(Dataset records)
________________________

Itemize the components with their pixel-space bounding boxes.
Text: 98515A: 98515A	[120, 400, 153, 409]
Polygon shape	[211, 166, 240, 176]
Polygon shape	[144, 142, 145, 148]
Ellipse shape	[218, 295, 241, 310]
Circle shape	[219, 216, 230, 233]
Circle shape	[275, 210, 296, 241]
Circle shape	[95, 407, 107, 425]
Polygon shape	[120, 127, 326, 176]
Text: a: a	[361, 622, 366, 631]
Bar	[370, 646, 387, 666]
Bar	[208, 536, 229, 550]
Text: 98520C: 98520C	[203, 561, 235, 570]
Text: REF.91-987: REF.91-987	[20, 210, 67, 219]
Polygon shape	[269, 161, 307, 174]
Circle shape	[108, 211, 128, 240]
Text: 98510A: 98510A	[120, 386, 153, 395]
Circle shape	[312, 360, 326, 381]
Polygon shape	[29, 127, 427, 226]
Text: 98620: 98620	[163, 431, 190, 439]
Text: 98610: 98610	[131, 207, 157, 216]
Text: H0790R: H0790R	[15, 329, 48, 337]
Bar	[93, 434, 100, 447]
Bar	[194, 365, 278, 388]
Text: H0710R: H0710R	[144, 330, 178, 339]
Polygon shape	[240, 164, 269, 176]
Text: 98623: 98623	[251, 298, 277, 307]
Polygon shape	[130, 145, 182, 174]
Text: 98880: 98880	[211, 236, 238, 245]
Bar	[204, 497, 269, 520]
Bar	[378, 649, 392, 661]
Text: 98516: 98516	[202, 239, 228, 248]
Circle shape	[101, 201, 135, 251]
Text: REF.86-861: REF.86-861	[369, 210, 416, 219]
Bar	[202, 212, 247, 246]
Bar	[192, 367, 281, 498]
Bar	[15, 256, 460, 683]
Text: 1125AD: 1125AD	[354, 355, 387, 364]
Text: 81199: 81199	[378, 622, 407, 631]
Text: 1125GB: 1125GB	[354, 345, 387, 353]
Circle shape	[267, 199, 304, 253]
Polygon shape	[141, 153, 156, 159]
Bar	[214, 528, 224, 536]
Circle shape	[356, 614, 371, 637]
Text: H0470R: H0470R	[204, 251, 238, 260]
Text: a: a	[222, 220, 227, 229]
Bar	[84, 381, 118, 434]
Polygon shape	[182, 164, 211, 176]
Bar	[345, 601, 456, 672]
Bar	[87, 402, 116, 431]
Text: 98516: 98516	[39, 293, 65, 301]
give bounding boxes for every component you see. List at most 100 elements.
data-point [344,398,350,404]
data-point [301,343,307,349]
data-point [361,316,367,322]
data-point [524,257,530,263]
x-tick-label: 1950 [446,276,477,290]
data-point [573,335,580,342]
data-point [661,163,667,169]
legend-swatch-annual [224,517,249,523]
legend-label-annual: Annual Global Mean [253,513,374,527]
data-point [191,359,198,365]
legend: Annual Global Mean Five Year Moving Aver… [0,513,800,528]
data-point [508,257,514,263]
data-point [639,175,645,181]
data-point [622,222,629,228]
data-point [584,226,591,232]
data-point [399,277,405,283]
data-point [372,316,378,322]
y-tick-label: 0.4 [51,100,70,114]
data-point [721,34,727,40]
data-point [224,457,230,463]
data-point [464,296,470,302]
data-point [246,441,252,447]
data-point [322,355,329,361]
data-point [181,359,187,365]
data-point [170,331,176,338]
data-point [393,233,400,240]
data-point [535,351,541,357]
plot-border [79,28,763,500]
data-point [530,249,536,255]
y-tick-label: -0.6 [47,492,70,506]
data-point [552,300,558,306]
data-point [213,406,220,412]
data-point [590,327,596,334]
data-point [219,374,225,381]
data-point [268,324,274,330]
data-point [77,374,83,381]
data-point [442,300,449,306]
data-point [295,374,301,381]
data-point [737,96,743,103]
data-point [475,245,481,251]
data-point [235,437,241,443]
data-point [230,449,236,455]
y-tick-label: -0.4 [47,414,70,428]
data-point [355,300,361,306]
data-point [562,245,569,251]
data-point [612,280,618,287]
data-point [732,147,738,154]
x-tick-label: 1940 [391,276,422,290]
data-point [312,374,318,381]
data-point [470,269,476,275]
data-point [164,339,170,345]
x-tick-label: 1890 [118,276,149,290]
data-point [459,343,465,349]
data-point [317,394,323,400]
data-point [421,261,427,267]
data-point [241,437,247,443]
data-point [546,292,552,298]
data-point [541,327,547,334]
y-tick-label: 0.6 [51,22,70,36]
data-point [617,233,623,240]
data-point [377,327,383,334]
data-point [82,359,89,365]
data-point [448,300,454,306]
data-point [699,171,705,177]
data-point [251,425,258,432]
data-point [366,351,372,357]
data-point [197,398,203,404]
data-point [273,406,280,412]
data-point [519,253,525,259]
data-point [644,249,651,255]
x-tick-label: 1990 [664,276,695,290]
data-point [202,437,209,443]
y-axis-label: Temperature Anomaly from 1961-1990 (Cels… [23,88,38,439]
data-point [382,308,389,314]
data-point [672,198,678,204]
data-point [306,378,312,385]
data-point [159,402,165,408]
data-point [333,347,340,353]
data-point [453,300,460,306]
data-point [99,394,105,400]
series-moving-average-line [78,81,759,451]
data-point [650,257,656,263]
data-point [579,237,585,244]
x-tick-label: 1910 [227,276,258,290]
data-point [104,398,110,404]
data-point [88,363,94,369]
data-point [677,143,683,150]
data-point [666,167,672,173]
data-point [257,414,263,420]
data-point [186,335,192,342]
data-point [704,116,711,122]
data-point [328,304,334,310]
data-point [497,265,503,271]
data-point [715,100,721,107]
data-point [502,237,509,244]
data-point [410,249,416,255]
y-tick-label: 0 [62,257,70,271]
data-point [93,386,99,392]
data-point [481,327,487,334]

________________________

EXERCISE INSTRUCTIONS:
Count the lines in the items above that contain the word "Circle", and reply with only that number.

RIGHT ANSWER:
8